━━━━━ Supplied material
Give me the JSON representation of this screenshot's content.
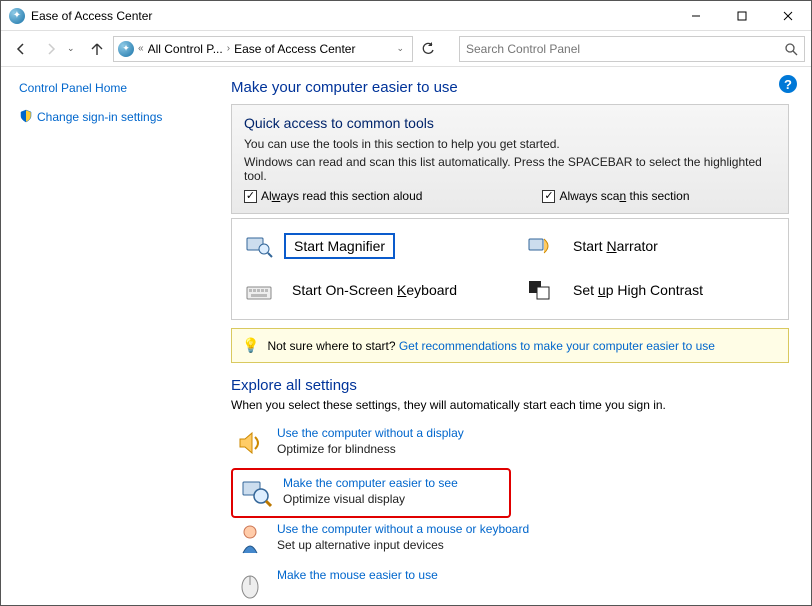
{
  "window": {
    "title": "Ease of Access Center"
  },
  "nav": {
    "breadcrumb_root": "All Control P...",
    "breadcrumb_page": "Ease of Access Center",
    "search_placeholder": "Search Control Panel"
  },
  "sidebar": {
    "home": "Control Panel Home",
    "signin": "Change sign-in settings"
  },
  "main": {
    "title": "Make your computer easier to use",
    "quick": {
      "heading": "Quick access to common tools",
      "line1": "You can use the tools in this section to help you get started.",
      "line2": "Windows can read and scan this list automatically.  Press the SPACEBAR to select the highlighted tool.",
      "chk1_pre": "Al",
      "chk1_u": "w",
      "chk1_post": "ays read this section aloud",
      "chk2_pre": "Always sca",
      "chk2_u": "n",
      "chk2_post": " this section"
    },
    "tools": {
      "magnifier_pre": "Start Ma",
      "magnifier_u": "g",
      "magnifier_post": "nifier",
      "narrator_pre": "Start ",
      "narrator_u": "N",
      "narrator_post": "arrator",
      "osk_pre": "Start On-Screen ",
      "osk_u": "K",
      "osk_post": "eyboard",
      "contrast_pre": "Set ",
      "contrast_u": "u",
      "contrast_post": "p High Contrast"
    },
    "hint": {
      "text": "Not sure where to start? ",
      "link": "Get recommendations to make your computer easier to use"
    },
    "explore": {
      "heading": "Explore all settings",
      "desc": "When you select these settings, they will automatically start each time you sign in.",
      "items": [
        {
          "link": "Use the computer without a display",
          "sub": "Optimize for blindness"
        },
        {
          "link": "Make the computer easier to see",
          "sub": "Optimize visual display"
        },
        {
          "link": "Use the computer without a mouse or keyboard",
          "sub": "Set up alternative input devices"
        },
        {
          "link": "Make the mouse easier to use",
          "sub": ""
        }
      ]
    }
  }
}
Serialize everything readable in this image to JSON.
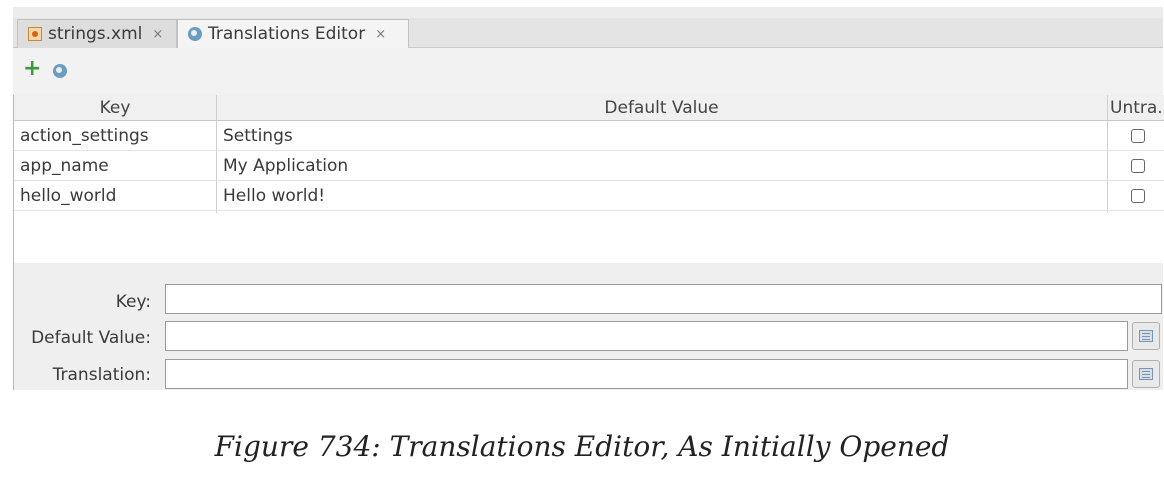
━━━━━━━━━━
## Task requirements
Copy out every line of the material above that mentions the word "this".

## Task output
Give me the JSON representation of this screenshot's content.
      "line1": "You can use the tools in this section to help you get started.",
      "line2": "Windows can read and scan this list automatically.  Press the SPACEBAR to select the highlighted tool.",
      "chk1_post": "ays read this section aloud",
      "chk2_post": " this section"
Serialize everything readable in this image to JSON.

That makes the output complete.